------ Teks Bacaan ------

XVG – Direktorat Tindak Pidana Siber (Dittipisiber) Bareskrim Polri berhasil mengungkap latar belakang pendidikan JS (25), pelaku yang terlibat dalam kasus deepfake yang mencatut nama Presiden Prabowo Subianto. JS diketahui merupakan lulusan Sekolah Menengah Kejuruan (SMK) dengan jurusan Teknik Komputer Jaringan. Brigjen Himawan Bayu Adji, Direktur Tindak Pidana Siber Bareskrim Polri, menjelaskan bahwa meskipun JS bekerja sebagai buruh, ia memiliki pengetahuan dasar di bidang teknologi informasi.

------

Petunjuk Pengerjaan
1. Ketik ulang bagian teks bacaan tentang kasus deepfake tanpa perubahan. Mulailah pada kata-kata "XVG – Direktorat" dan berhentilah setelah "bidang teknologi informasi.".
2. Jawablah pertanyaan berikut berdasarkan teks bacaan tentang kasus deepfake.
(a) Berapa usia JS?
(b) Jurusan apa yang ditempuh JS di SMK?
(c) Apa pekerjaan JS?

------ Bagian Data ------

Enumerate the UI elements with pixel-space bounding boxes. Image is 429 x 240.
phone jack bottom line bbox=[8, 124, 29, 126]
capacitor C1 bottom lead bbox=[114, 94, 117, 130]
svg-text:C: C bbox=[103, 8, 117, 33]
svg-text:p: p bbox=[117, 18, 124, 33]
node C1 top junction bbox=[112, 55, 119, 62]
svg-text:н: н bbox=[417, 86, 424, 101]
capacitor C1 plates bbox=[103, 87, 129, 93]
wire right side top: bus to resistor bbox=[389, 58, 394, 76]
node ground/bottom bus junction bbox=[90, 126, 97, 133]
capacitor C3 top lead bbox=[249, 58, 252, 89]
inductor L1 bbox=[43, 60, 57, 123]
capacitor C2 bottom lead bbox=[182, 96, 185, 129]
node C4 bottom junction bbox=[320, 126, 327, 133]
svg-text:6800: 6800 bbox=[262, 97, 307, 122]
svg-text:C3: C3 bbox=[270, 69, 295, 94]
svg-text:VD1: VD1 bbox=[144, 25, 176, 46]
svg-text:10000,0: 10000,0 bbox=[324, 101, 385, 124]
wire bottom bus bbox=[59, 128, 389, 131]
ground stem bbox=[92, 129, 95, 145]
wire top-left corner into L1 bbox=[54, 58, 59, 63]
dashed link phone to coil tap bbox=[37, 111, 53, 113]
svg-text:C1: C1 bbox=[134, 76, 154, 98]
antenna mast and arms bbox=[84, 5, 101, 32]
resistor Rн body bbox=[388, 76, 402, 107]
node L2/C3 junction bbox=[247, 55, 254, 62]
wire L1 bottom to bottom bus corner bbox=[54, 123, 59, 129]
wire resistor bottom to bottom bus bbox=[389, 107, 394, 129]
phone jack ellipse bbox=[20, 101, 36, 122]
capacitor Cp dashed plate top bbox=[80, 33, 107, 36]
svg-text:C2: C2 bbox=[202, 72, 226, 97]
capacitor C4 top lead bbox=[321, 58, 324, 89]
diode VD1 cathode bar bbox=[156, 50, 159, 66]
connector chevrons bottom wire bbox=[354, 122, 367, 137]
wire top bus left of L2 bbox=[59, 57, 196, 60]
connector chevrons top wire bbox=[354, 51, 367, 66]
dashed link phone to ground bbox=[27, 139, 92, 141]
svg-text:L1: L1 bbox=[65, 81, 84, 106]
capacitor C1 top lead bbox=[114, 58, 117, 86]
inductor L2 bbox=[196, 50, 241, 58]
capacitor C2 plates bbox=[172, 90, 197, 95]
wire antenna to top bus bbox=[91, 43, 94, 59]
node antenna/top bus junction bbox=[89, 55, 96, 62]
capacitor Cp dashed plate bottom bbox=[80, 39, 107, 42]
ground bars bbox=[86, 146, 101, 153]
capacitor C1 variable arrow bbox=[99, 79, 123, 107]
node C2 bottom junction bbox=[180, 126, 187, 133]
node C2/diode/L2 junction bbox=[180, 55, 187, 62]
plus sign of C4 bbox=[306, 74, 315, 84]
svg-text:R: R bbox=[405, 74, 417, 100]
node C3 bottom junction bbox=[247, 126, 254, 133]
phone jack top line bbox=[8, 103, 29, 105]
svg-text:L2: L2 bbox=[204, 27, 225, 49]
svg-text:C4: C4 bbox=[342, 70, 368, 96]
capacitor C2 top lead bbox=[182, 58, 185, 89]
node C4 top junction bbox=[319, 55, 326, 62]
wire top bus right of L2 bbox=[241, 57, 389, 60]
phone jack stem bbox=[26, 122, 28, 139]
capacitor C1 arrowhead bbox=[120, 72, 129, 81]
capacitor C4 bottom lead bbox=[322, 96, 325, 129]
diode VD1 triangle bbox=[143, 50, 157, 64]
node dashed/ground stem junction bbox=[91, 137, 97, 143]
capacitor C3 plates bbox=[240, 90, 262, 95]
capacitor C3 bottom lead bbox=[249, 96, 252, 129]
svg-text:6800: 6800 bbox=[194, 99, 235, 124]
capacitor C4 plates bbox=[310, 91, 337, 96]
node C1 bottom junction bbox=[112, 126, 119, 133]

------

Kunci Jawaban
1.
XVG – Direktorat Tindak Pidana Siber (Dittipisiber) Bareskrim Polri berhasil mengungkap latar belakang pendidikan JS (25), pelaku yang terlibat dalam kasus deepfake yang mencatut nama Presiden Prabowo Subianto. JS diketahui merupakan lulusan Sekolah Menengah Kejuruan (SMK) dengan jurusan Teknik Komputer Jaringan. Brigjen Himawan Bayu Adji, Direktur Tindak Pidana Siber Bareskrim Polri, menjelaskan bahwa meskipun JS bekerja sebagai buruh, ia memiliki pengetahuan dasar di bidang teknologi informasi.

2.
(a) JS berusia 25 tahun.
(b) JS lulusan SMK jurusan Teknik Komputer Jaringan.
(c) JS bekerja sebagai buruh.